BEGIN TEXT BLOCK

Deep in the forests, in places uncharted or untouched by man, there is an incredible and unfathomable network of living organisms that accomplish things we never dreamed they could before. The ability for other living organisms to communicate with each other, even organisms that many of us view as the lowest on the “food chain” of life, is actually astounding. One of these amazing instances is how mushrooms and trees communicate and thrive in their natural habitat.

That’s right – mushrooms are truly magical, and that’s not just because so many species of mushrooms are dubbed “magic mushrooms” for their hallucinogenic properties. They’re truly magical because they’re so complex beyond our understanding.

How Do Mushrooms Work, Exactly?

When you think of mushrooms, you probably get the image of the cute little mushroom cap popping up out of the damp soil. While this image is correct, it’s actually leaving out a much bigger picture. The mushroom caps you see popping up are the equivalent of the fruit that grows on a tree – they are the reproductive parts of a much larger system that we cannot see underground.

To fully understand how mushrooms and trees communicate, you’ll need to understand the different parts of the mushroom network. The three major parts of the mushroom network to understand are the mushrooms themselves, their spores, and the mycelium.

What is Mycelium?

Mycelium looks and acts a lot like roots do for a tree. While we cannot see the mycelium unless we dig it up and study it, the structures are quite massive. Mycelium spreads out much further and wider than the mushroom caps we can see, yet they are still only made of thread-like roots that grow no more than a few thousandths of a millimeter in width per thread.

Mycelium spreads and penetrates food sources nearby, such as organic materials from which it can extract sugar. To extract sugar, mycelium needs to secrete enzymes that break down the organic materials it attaches to.

While mycelium sounds like its structure is fragile, it’s actually a very complex and intentional system of threads that last well beyond the lifespan of any mushrooms it sprouts! In fact, mycelium continues sprouting new mushrooms throughout its lifetime to continue the cycle of life.

Because mycelium is so complex, researchers have been discovering new ways to take advantage of such a resilient and interesting structure, such as paving way for new opportunities in sustainability and healthcare.

What Do Mushrooms Do?

The “fruits” of the mycelium network are the mushrooms we see sprouting up from soil or wood. There are too many species of mushrooms to count, so it’s hard to define exactly how they look. The most popular structure of a mushroom looks like a trunk with a cap on top, and even these types of mushrooms come in endless colors and variations. There are also mushrooms and fungi that grow more like tubes or mounds.

The most important job of the mushroom is to produce and distribute spores, which are the reproductive “seeds” that spread and set up new mycelium networks if they land in the right places. These spores root and grow mycelium much like a seed from the fruit of a tree would under the right environmental conditions.

Once the job of the mushroom is done – whether its spores are spread by the wind, passing animals, or other transportive means – it dies away. When it comes to the lifespan of a mushroom, though, there is a wide range depending on the species. While some smaller, simpler species of mushrooms can be fully grown in just one day, other large mushrooms can take a few months.

What’s So Important About Fungi and Mushrooms?

END TEXT BLOCK
BEGIN RECORDS

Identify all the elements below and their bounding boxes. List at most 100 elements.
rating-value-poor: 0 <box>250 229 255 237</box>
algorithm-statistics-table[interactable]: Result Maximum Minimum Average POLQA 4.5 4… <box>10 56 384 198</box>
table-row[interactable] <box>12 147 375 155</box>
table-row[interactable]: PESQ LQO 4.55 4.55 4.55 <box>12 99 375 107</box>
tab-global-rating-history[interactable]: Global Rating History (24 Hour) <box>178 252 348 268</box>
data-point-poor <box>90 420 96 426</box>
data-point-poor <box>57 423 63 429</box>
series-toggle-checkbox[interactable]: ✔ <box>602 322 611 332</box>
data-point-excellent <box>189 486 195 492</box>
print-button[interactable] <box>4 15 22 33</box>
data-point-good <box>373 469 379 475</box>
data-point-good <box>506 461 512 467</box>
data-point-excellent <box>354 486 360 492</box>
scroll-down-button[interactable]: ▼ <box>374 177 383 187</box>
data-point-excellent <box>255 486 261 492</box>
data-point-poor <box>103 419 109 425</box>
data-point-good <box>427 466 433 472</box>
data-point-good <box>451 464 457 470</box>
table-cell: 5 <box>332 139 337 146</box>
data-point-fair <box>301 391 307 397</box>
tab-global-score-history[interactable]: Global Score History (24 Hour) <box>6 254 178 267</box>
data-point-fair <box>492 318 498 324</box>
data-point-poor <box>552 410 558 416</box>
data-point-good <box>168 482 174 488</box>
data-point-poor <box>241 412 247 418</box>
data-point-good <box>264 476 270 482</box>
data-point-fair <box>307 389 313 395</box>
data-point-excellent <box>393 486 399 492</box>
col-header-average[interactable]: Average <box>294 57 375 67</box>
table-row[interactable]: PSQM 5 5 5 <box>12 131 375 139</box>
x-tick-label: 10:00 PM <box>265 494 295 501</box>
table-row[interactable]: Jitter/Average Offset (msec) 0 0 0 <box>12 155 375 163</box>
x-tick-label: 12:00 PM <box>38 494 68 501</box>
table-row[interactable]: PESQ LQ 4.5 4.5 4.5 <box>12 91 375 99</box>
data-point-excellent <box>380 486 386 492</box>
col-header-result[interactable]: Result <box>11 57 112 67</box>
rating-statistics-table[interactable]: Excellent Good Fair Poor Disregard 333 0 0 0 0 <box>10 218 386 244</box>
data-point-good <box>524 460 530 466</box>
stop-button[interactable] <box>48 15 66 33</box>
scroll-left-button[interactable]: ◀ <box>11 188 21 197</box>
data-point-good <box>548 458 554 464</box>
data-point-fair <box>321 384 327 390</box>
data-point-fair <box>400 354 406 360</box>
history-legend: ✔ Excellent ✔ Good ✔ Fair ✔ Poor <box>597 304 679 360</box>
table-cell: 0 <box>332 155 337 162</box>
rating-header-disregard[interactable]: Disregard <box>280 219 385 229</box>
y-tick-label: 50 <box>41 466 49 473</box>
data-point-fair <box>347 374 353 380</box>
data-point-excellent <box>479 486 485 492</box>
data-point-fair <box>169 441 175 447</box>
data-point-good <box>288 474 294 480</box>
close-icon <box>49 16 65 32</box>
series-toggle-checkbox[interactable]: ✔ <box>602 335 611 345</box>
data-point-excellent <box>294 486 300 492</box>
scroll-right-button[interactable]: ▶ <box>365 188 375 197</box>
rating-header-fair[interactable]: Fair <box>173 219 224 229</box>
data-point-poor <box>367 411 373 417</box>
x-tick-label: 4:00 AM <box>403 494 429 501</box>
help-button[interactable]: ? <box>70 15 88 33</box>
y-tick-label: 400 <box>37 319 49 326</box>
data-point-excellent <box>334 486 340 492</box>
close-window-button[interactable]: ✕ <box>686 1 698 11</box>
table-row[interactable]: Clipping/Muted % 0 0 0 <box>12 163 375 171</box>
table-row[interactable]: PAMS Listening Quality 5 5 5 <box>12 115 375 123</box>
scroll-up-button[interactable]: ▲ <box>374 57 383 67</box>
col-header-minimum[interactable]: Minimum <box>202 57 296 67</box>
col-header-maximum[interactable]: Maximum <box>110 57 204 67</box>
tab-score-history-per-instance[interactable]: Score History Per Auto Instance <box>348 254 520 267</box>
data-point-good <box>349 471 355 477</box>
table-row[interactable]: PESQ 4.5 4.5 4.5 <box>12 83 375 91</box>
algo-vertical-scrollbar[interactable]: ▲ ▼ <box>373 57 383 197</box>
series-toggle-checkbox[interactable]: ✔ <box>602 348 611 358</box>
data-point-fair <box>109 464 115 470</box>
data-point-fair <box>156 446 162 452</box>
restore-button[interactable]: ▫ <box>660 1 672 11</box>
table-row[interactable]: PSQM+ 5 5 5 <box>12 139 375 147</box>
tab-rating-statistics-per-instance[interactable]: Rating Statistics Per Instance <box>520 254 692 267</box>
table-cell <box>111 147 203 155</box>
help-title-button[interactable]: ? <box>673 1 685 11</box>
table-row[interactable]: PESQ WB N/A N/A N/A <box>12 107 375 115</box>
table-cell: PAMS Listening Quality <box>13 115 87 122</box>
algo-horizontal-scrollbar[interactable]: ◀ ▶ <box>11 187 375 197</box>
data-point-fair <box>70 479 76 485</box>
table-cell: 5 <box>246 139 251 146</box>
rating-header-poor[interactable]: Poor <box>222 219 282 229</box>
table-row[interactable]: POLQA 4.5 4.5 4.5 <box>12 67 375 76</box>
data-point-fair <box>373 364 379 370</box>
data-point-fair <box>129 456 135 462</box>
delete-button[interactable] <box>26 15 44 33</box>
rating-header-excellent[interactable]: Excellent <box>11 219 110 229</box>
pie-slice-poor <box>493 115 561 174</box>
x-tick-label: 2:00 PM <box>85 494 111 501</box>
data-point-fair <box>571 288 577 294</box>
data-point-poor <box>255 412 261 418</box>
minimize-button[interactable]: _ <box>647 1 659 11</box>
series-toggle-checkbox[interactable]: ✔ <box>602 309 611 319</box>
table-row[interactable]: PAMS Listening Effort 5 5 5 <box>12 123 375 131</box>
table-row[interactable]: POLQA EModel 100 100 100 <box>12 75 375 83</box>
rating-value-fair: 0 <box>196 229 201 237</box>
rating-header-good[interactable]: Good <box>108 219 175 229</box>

END RECORDS

> PROBLEM A
Write out the stretch of the mushroom article from "What is Mycelium?" through "it attaches to.", word for word.
> PROBLEM B
Name the three major parts of the mushroom network listed in the mushroom article.
> PROBLEM C
In the mushroom article, why does mycelium secrete enzymes?
The items come from a different source than the mushroom article.

> EXERCISE RESULT A
What is Mycelium?

Mycelium looks and acts a lot like roots do for a tree. While we cannot see the mycelium unless we dig it up and study it, the structures are quite massive. Mycelium spreads out much further and wider than the mushroom caps we can see, yet they are still only made of thread-like roots that grow no more than a few thousandths of a millimeter in width per thread.

Mycelium spreads and penetrates food sources nearby, such as organic materials from which it can extract sugar. To extract sugar, mycelium needs to secrete enzymes that break down the organic materials it attaches to.

> EXERCISE RESULT B
The mushrooms themselves, their spores, and the mycelium.

> EXERCISE RESULT C
Mycelium secretes enzymes to break down the organic materials it attaches to. This lets it extract sugar from those food sources.